Your task: Note each line that includes the word "flex". Copy those lines.

Data excerpts:
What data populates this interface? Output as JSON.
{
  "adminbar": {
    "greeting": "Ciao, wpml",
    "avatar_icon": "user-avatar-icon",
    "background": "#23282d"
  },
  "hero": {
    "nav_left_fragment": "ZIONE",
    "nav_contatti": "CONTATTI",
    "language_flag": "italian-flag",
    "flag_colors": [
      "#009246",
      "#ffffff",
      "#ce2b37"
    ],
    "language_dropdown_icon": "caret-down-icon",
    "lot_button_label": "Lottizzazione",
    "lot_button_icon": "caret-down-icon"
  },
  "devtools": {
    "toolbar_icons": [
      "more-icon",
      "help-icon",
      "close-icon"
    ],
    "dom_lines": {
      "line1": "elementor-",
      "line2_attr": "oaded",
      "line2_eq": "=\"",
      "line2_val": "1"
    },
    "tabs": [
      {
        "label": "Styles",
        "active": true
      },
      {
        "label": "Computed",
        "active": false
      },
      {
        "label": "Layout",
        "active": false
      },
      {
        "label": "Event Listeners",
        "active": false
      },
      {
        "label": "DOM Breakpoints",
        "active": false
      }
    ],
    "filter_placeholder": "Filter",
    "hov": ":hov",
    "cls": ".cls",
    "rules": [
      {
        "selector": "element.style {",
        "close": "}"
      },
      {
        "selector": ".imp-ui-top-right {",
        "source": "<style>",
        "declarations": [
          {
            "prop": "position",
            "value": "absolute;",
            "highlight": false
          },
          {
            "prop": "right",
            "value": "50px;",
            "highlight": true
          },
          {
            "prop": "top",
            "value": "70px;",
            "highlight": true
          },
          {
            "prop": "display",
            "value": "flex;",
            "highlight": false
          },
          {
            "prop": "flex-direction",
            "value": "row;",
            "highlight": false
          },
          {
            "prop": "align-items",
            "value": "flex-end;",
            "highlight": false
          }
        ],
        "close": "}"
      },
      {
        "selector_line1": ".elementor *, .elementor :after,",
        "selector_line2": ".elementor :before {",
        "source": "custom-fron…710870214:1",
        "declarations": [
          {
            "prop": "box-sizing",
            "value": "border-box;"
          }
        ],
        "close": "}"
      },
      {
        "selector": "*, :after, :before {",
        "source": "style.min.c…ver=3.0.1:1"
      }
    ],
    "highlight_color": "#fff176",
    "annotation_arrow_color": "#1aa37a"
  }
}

Solution to this problem:
            "value": "flex;",
            "prop": "flex-direction",
            "value": "flex-end;",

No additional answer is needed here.